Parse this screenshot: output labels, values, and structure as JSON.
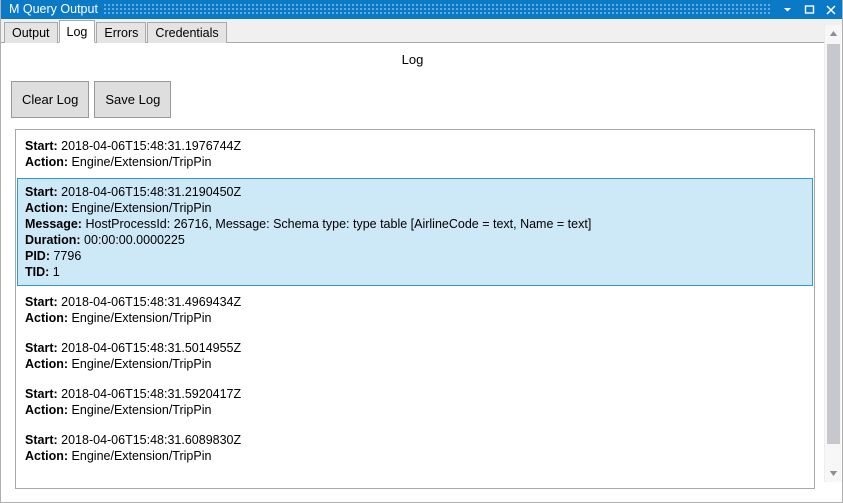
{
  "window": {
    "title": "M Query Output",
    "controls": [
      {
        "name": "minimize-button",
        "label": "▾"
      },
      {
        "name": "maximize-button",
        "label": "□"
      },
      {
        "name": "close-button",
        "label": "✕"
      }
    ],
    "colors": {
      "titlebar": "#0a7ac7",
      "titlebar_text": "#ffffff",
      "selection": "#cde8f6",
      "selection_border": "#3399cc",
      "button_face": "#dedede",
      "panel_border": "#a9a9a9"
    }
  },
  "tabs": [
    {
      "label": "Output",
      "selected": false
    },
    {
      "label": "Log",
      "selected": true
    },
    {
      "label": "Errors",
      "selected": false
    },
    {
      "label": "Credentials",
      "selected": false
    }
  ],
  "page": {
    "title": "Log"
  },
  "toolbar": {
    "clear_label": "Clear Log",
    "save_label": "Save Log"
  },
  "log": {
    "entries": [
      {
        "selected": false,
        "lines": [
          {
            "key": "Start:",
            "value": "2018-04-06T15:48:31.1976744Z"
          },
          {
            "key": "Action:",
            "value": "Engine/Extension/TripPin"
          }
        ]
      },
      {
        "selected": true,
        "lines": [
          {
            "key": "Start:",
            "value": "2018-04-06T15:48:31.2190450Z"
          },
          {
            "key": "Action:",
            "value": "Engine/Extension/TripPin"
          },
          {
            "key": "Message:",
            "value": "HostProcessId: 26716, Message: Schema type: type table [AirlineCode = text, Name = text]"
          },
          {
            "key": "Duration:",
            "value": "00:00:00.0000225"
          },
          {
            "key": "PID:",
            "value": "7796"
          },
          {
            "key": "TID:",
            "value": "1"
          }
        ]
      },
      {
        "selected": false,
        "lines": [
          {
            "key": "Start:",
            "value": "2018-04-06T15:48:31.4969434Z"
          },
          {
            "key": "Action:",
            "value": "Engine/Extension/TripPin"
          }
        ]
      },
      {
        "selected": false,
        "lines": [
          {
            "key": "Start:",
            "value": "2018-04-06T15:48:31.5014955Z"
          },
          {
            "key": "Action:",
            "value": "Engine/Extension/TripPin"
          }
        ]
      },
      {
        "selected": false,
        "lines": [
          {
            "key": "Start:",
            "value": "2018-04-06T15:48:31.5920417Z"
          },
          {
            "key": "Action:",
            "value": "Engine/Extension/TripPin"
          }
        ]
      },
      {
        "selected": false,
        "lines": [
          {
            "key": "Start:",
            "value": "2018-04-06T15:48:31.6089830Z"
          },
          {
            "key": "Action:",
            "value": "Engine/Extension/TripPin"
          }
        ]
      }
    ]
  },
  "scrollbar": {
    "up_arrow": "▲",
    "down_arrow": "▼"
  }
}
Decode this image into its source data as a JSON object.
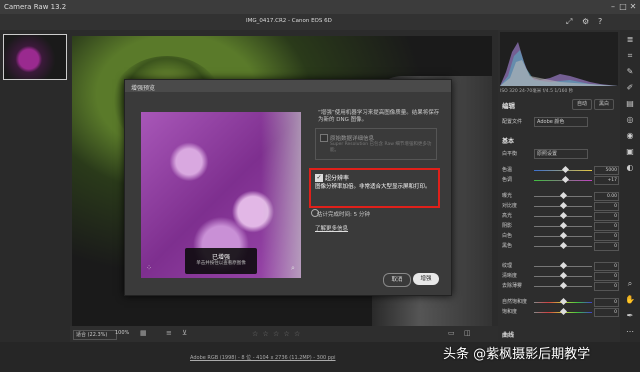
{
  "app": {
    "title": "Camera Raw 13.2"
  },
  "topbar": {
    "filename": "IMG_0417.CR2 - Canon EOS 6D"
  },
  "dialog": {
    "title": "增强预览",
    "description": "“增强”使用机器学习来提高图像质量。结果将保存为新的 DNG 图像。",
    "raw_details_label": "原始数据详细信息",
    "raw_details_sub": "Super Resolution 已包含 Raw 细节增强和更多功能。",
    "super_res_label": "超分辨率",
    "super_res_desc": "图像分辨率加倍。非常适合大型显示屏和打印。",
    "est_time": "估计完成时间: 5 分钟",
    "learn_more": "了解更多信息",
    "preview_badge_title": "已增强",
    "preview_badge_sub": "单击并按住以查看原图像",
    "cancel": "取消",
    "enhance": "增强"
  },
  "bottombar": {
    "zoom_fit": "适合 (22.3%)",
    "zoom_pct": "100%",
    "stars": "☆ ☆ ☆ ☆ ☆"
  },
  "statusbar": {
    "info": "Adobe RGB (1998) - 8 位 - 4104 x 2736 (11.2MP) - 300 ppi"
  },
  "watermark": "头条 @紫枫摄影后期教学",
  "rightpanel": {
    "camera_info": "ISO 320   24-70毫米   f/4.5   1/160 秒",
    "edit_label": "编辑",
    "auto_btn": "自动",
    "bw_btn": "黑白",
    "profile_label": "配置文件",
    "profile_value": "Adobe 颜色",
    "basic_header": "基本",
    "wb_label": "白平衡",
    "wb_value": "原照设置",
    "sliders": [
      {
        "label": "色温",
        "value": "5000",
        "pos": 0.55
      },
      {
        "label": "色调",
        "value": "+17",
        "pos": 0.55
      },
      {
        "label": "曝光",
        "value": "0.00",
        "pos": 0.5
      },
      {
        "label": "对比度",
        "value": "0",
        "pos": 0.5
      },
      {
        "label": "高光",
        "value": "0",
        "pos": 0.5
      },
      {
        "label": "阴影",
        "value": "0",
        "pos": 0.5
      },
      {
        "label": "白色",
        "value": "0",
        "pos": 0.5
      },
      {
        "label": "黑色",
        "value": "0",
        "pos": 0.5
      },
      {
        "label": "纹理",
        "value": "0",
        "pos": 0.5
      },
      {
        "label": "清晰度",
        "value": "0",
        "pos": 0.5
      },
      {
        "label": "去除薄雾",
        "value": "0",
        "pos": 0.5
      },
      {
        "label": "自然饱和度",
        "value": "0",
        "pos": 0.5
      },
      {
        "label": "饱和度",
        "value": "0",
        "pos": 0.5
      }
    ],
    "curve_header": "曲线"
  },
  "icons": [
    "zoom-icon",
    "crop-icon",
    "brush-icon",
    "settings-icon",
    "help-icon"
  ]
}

» WORK TO COMPLETE
Reproduce the material in full, word for word, and omit the pictures.

» WRITTEN RESPONSE
Parse this screenshot: output labels, values, and structure as JSON.
{
  "window": {
    "title": "M Query Output",
    "controls": [
      {
        "name": "minimize-button",
        "label": "▾"
      },
      {
        "name": "maximize-button",
        "label": "□"
      },
      {
        "name": "close-button",
        "label": "✕"
      }
    ],
    "colors": {
      "titlebar": "#0a7ac7",
      "titlebar_text": "#ffffff",
      "selection": "#cde8f6",
      "selection_border": "#3399cc",
      "button_face": "#dedede",
      "panel_border": "#a9a9a9"
    }
  },
  "tabs": [
    {
      "label": "Output",
      "selected": false
    },
    {
      "label": "Log",
      "selected": true
    },
    {
      "label": "Errors",
      "selected": false
    },
    {
      "label": "Credentials",
      "selected": false
    }
  ],
  "page": {
    "title": "Log"
  },
  "toolbar": {
    "clear_label": "Clear Log",
    "save_label": "Save Log"
  },
  "log": {
    "entries": [
      {
        "selected": false,
        "lines": [
          {
            "key": "Start:",
            "value": "2018-04-06T15:48:31.1976744Z"
          },
          {
            "key": "Action:",
            "value": "Engine/Extension/TripPin"
          }
        ]
      },
      {
        "selected": true,
        "lines": [
          {
            "key": "Start:",
            "value": "2018-04-06T15:48:31.2190450Z"
          },
          {
            "key": "Action:",
            "value": "Engine/Extension/TripPin"
          },
          {
            "key": "Message:",
            "value": "HostProcessId: 26716, Message: Schema type: type table [AirlineCode = text, Name = text]"
          },
          {
            "key": "Duration:",
            "value": "00:00:00.0000225"
          },
          {
            "key": "PID:",
            "value": "7796"
          },
          {
            "key": "TID:",
            "value": "1"
          }
        ]
      },
      {
        "selected": false,
        "lines": [
          {
            "key": "Start:",
            "value": "2018-04-06T15:48:31.4969434Z"
          },
          {
            "key": "Action:",
            "value": "Engine/Extension/TripPin"
          }
        ]
      },
      {
        "selected": false,
        "lines": [
          {
            "key": "Start:",
            "value": "2018-04-06T15:48:31.5014955Z"
          },
          {
            "key": "Action:",
            "value": "Engine/Extension/TripPin"
          }
        ]
      },
      {
        "selected": false,
        "lines": [
          {
            "key": "Start:",
            "value": "2018-04-06T15:48:31.5920417Z"
          },
          {
            "key": "Action:",
            "value": "Engine/Extension/TripPin"
          }
        ]
      },
      {
        "selected": false,
        "lines": [
          {
            "key": "Start:",
            "value": "2018-04-06T15:48:31.6089830Z"
          },
          {
            "key": "Action:",
            "value": "Engine/Extension/TripPin"
          }
        ]
      }
    ]
  },
  "scrollbar": {
    "up_arrow": "▲",
    "down_arrow": "▼"
  }
}
Decode this image into its source data as a JSON object.
{
  "app": {
    "title": "Camera Raw 13.2"
  },
  "topbar": {
    "filename": "IMG_0417.CR2 - Canon EOS 6D"
  },
  "dialog": {
    "title": "增强预览",
    "description": "“增强”使用机器学习来提高图像质量。结果将保存为新的 DNG 图像。",
    "raw_details_label": "原始数据详细信息",
    "raw_details_sub": "Super Resolution 已包含 Raw 细节增强和更多功能。",
    "super_res_label": "超分辨率",
    "super_res_desc": "图像分辨率加倍。非常适合大型显示屏和打印。",
    "est_time": "估计完成时间: 5 分钟",
    "learn_more": "了解更多信息",
    "preview_badge_title": "已增强",
    "preview_badge_sub": "单击并按住以查看原图像",
    "cancel": "取消",
    "enhance": "增强"
  },
  "bottombar": {
    "zoom_fit": "适合 (22.3%)",
    "zoom_pct": "100%",
    "stars": "☆ ☆ ☆ ☆ ☆"
  },
  "statusbar": {
    "info": "Adobe RGB (1998) - 8 位 - 4104 x 2736 (11.2MP) - 300 ppi"
  },
  "watermark": "头条 @紫枫摄影后期教学",
  "rightpanel": {
    "camera_info": "ISO 320   24-70毫米   f/4.5   1/160 秒",
    "edit_label": "编辑",
    "auto_btn": "自动",
    "bw_btn": "黑白",
    "profile_label": "配置文件",
    "profile_value": "Adobe 颜色",
    "basic_header": "基本",
    "wb_label": "白平衡",
    "wb_value": "原照设置",
    "sliders": [
      {
        "label": "色温",
        "value": "5000",
        "pos": 0.55
      },
      {
        "label": "色调",
        "value": "+17",
        "pos": 0.55
      },
      {
        "label": "曝光",
        "value": "0.00",
        "pos": 0.5
      },
      {
        "label": "对比度",
        "value": "0",
        "pos": 0.5
      },
      {
        "label": "高光",
        "value": "0",
        "pos": 0.5
      },
      {
        "label": "阴影",
        "value": "0",
        "pos": 0.5
      },
      {
        "label": "白色",
        "value": "0",
        "pos": 0.5
      },
      {
        "label": "黑色",
        "value": "0",
        "pos": 0.5
      },
      {
        "label": "纹理",
        "value": "0",
        "pos": 0.5
      },
      {
        "label": "清晰度",
        "value": "0",
        "pos": 0.5
      },
      {
        "label": "去除薄雾",
        "value": "0",
        "pos": 0.5
      },
      {
        "label": "自然饱和度",
        "value": "0",
        "pos": 0.5
      },
      {
        "label": "饱和度",
        "value": "0",
        "pos": 0.5
      }
    ],
    "curve_header": "曲线"
  },
  "icons": [
    "zoom-icon",
    "crop-icon",
    "brush-icon",
    "settings-icon",
    "help-icon"
  ]
}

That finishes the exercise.